:: Exercise details ::
Provide an exact copy of the data, excluding the images.

[Source data]
***

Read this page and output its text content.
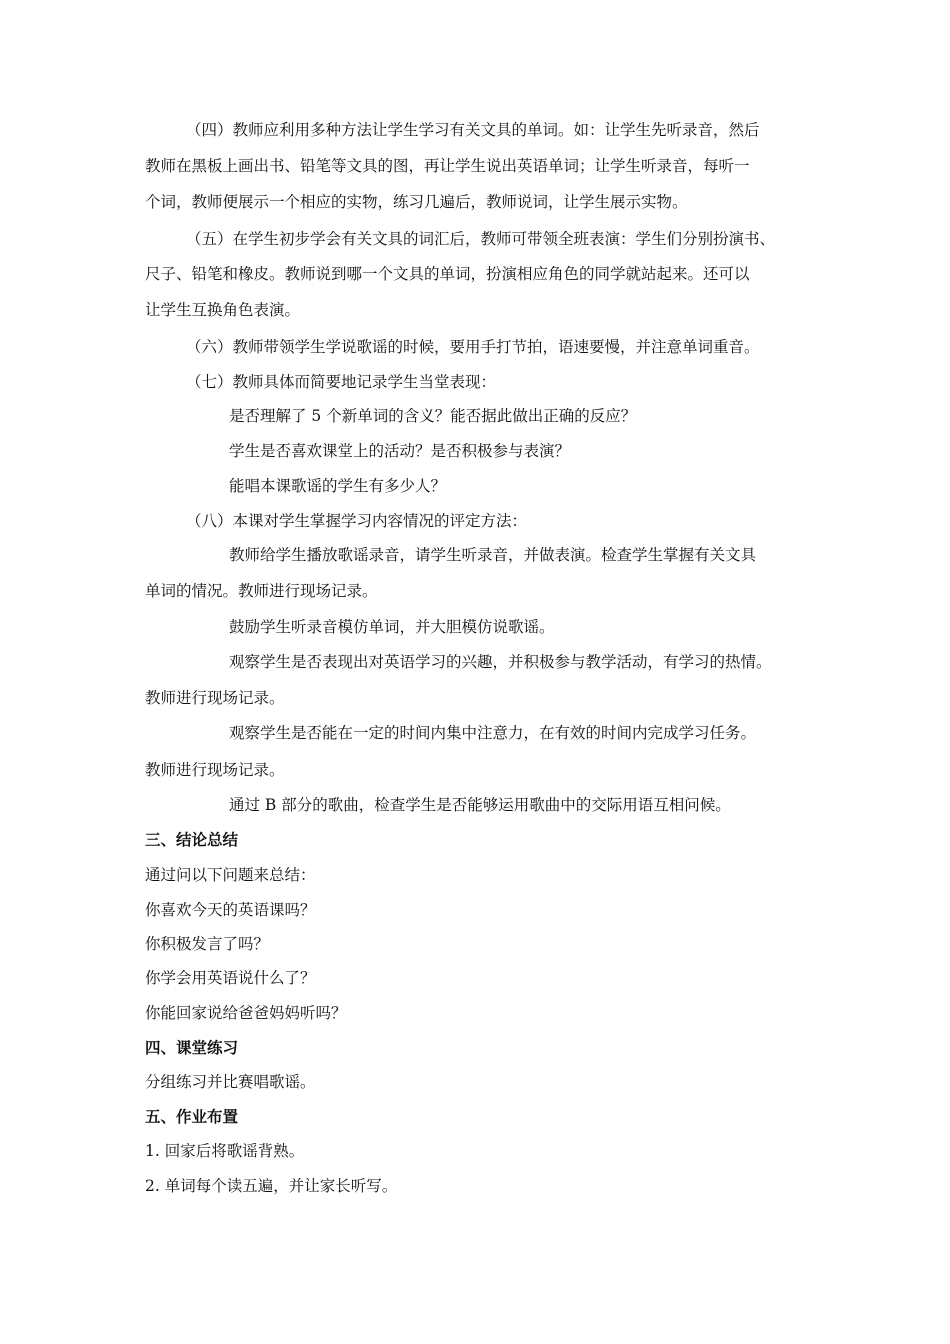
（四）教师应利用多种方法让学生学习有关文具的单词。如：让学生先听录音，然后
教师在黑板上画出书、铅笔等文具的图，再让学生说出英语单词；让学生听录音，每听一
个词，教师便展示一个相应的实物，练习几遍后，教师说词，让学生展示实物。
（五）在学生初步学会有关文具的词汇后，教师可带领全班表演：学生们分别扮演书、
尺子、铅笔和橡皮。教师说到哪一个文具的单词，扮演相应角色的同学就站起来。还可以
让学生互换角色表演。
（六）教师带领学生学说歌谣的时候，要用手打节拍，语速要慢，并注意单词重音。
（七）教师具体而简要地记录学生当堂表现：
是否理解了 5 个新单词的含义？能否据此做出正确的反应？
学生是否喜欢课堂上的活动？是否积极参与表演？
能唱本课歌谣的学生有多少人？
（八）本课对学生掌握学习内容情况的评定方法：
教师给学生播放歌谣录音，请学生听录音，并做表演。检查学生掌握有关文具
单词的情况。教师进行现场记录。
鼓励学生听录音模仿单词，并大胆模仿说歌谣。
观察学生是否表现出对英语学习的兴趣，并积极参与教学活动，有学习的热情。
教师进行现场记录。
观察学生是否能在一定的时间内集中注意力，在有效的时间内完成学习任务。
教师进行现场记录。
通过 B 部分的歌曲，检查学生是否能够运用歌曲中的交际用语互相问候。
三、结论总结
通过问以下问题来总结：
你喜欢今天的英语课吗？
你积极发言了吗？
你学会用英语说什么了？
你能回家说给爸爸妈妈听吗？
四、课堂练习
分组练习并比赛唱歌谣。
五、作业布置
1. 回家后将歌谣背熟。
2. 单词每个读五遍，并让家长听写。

***

:: Solution to this exercise ::
Read this page and output its text content.
（四）教师应利用多种方法让学生学习有关文具的单词。如：让学生先听录音，然后
教师在黑板上画出书、铅笔等文具的图，再让学生说出英语单词；让学生听录音，每听一
个词，教师便展示一个相应的实物，练习几遍后，教师说词，让学生展示实物。
（五）在学生初步学会有关文具的词汇后，教师可带领全班表演：学生们分别扮演书、
尺子、铅笔和橡皮。教师说到哪一个文具的单词，扮演相应角色的同学就站起来。还可以
让学生互换角色表演。
（六）教师带领学生学说歌谣的时候，要用手打节拍，语速要慢，并注意单词重音。
（七）教师具体而简要地记录学生当堂表现：
是否理解了 5 个新单词的含义？能否据此做出正确的反应？
学生是否喜欢课堂上的活动？是否积极参与表演？
能唱本课歌谣的学生有多少人？
（八）本课对学生掌握学习内容情况的评定方法：
教师给学生播放歌谣录音，请学生听录音，并做表演。检查学生掌握有关文具
单词的情况。教师进行现场记录。
鼓励学生听录音模仿单词，并大胆模仿说歌谣。
观察学生是否表现出对英语学习的兴趣，并积极参与教学活动，有学习的热情。
教师进行现场记录。
观察学生是否能在一定的时间内集中注意力，在有效的时间内完成学习任务。
教师进行现场记录。
通过 B 部分的歌曲，检查学生是否能够运用歌曲中的交际用语互相问候。
三、结论总结
通过问以下问题来总结：
你喜欢今天的英语课吗？
你积极发言了吗？
你学会用英语说什么了？
你能回家说给爸爸妈妈听吗？
四、课堂练习
分组练习并比赛唱歌谣。
五、作业布置
1. 回家后将歌谣背熟。
2. 单词每个读五遍，并让家长听写。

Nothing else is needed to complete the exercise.